- [Work to do]: Reproduce each line from the records that holds "this".

- [Record extracts]:
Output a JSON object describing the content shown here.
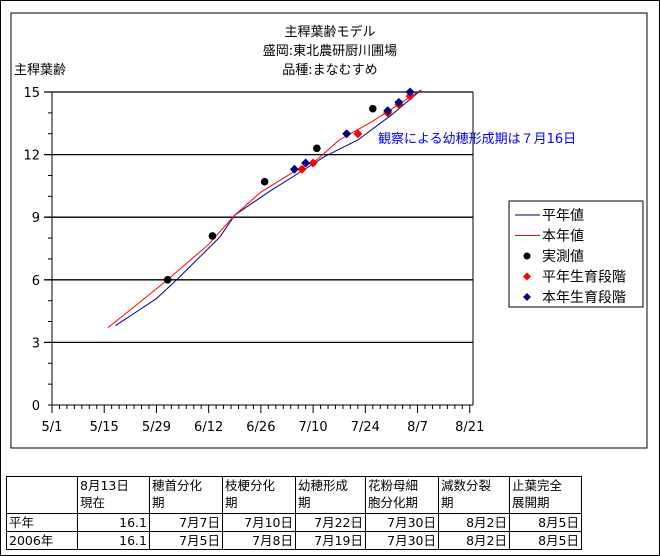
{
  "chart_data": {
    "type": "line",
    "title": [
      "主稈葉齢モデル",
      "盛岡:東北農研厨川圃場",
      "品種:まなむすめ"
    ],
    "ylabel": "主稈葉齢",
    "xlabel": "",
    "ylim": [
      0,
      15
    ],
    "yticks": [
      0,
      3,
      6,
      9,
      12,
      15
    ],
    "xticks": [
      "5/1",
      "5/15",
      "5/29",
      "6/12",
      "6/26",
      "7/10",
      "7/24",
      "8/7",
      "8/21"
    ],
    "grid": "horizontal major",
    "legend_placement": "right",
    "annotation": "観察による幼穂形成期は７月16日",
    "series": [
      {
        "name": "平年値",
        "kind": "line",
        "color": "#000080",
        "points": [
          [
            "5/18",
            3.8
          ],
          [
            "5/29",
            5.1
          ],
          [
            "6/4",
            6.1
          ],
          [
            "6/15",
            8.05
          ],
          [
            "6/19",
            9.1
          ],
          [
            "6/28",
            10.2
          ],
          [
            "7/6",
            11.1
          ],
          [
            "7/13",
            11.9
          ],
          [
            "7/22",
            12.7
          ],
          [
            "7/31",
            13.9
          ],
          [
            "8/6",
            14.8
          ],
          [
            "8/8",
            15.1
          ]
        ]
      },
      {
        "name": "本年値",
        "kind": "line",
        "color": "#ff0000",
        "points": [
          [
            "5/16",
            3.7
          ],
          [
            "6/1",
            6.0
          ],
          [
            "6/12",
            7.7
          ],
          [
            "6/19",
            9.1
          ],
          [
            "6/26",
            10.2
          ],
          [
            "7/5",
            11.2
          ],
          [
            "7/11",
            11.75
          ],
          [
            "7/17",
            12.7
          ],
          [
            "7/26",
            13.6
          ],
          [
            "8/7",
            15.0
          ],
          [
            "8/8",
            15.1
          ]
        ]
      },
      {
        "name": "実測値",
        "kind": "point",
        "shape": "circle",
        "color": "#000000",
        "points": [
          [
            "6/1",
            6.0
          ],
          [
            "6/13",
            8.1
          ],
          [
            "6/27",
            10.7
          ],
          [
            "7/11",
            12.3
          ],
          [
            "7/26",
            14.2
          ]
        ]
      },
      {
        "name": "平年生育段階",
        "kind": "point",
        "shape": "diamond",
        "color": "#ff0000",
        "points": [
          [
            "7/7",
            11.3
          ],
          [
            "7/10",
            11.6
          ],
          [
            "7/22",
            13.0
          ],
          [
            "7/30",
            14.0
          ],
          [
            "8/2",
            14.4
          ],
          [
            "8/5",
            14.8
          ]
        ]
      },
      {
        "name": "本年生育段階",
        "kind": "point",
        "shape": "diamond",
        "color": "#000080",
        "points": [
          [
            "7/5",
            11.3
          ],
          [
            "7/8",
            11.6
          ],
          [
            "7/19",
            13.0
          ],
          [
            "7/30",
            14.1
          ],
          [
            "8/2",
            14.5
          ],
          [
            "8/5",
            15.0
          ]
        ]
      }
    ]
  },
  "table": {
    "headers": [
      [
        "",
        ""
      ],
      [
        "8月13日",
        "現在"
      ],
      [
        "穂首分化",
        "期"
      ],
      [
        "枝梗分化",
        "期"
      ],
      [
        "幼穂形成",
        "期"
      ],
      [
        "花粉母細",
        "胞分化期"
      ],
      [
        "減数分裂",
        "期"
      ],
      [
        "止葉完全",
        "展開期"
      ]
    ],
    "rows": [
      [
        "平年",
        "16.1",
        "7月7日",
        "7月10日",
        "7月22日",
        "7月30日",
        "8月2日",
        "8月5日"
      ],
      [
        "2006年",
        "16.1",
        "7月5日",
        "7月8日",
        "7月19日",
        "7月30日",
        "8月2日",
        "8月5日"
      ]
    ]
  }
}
...
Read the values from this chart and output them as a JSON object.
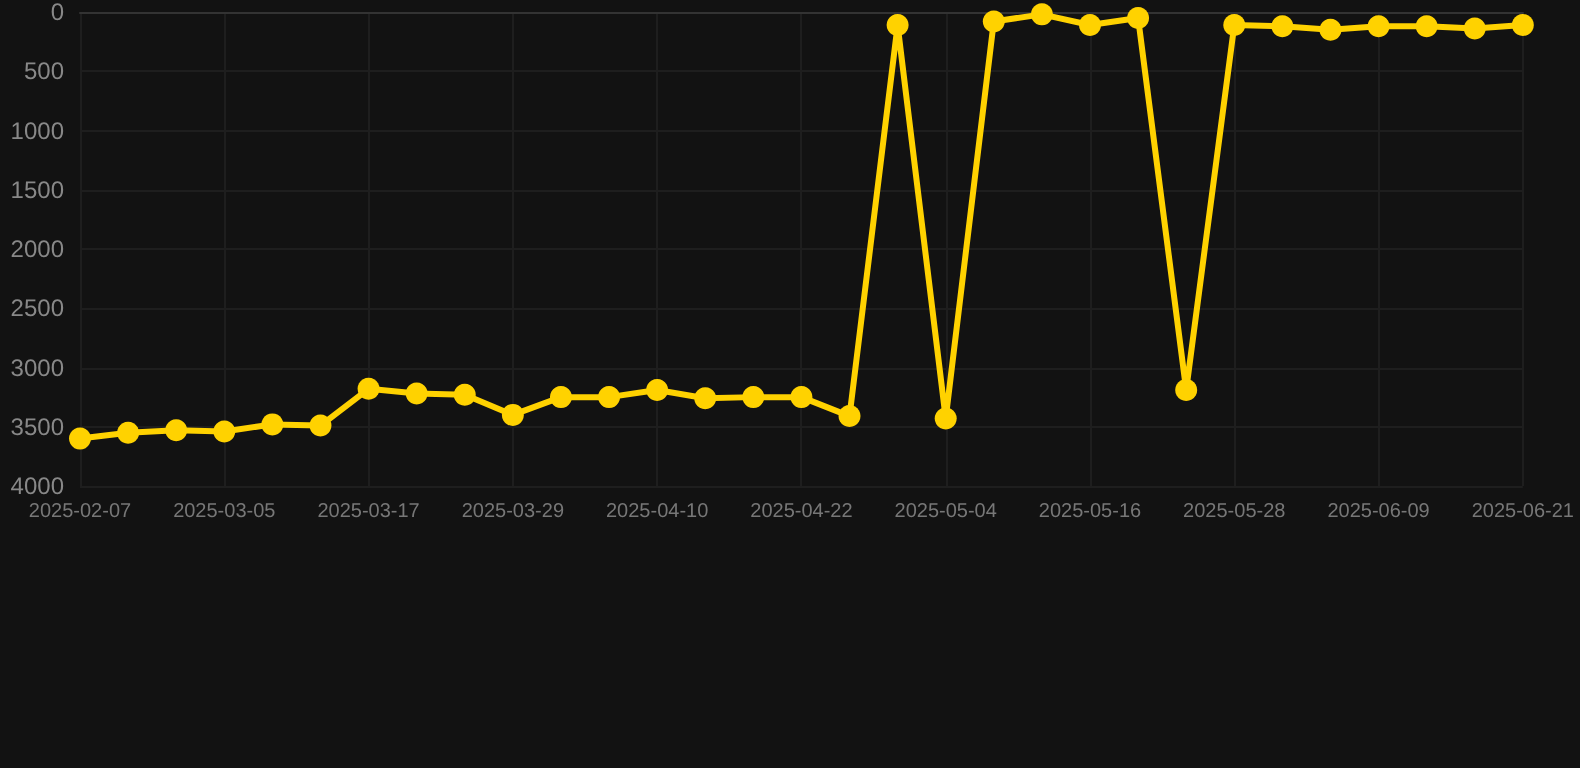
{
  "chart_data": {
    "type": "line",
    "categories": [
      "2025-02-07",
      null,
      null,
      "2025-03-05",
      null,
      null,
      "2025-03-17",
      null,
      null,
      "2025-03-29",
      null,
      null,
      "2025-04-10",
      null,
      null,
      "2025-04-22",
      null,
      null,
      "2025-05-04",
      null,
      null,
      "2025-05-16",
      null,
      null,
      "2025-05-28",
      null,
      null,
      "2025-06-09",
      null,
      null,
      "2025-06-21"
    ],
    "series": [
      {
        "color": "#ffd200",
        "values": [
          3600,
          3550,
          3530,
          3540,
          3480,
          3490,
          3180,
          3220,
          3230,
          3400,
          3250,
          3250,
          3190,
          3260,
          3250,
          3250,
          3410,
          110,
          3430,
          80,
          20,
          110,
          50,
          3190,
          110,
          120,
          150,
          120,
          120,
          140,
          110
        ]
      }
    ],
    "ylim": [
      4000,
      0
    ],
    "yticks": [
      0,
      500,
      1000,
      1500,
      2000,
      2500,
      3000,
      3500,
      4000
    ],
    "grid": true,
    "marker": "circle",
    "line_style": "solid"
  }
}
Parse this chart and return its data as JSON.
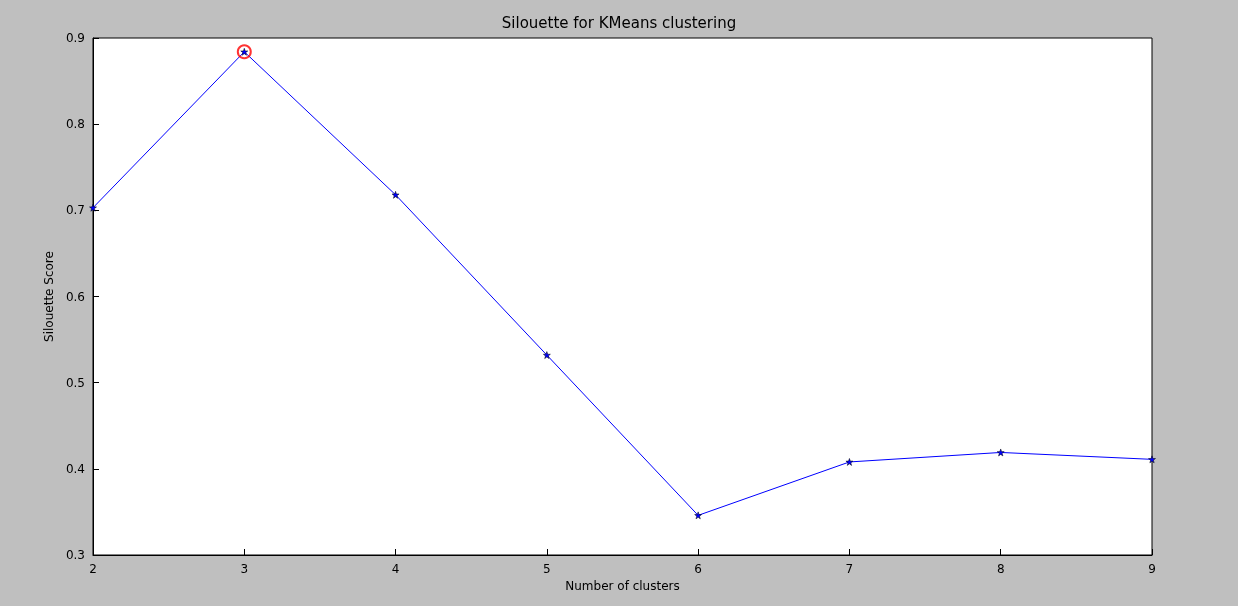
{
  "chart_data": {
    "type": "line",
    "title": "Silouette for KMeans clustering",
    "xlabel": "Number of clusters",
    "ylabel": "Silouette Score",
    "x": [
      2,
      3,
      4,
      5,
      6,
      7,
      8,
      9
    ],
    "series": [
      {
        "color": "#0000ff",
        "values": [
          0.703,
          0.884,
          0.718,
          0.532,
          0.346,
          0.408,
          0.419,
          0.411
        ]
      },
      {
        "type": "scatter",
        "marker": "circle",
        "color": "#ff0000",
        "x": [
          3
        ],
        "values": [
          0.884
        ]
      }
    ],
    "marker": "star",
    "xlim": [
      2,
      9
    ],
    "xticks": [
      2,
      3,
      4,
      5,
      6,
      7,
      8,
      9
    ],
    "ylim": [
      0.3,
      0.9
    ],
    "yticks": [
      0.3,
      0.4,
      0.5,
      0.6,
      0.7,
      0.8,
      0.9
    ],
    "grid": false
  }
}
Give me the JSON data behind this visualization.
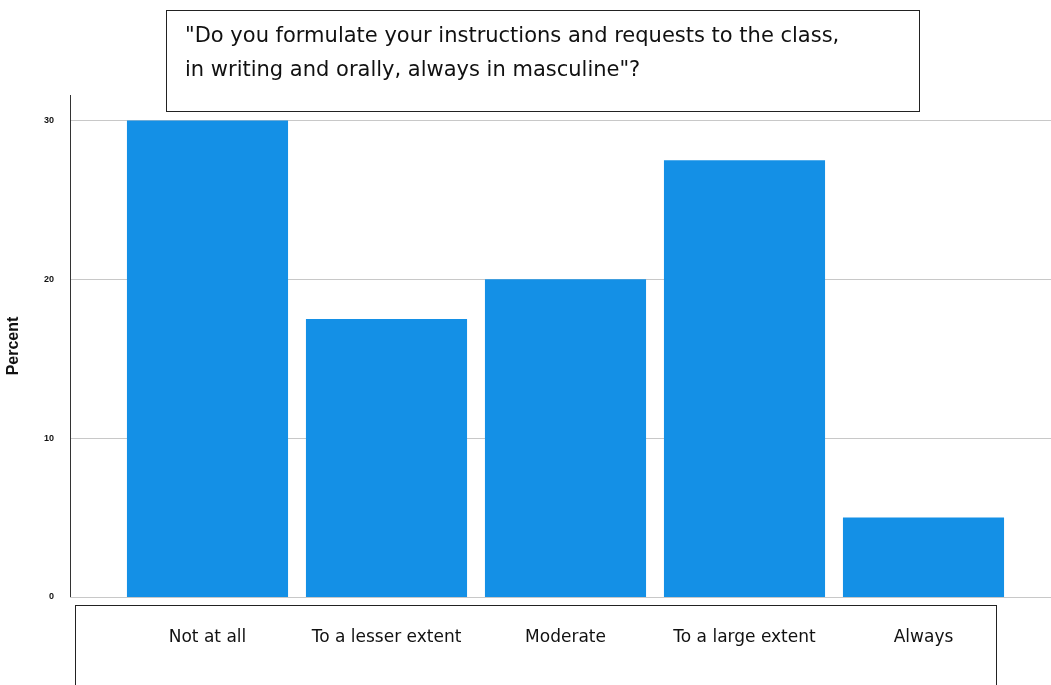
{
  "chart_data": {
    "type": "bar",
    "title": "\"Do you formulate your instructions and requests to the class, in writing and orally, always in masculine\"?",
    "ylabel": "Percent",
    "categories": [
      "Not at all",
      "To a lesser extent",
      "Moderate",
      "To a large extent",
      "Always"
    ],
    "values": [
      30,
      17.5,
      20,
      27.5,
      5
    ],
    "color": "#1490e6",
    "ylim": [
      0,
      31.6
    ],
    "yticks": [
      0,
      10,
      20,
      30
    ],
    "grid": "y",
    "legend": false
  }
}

- [Complete answer]:
Read the values from this chart and output them as a JSON object.
Parse this chart and return its data as JSON.
Give me the JSON data behind this visualization.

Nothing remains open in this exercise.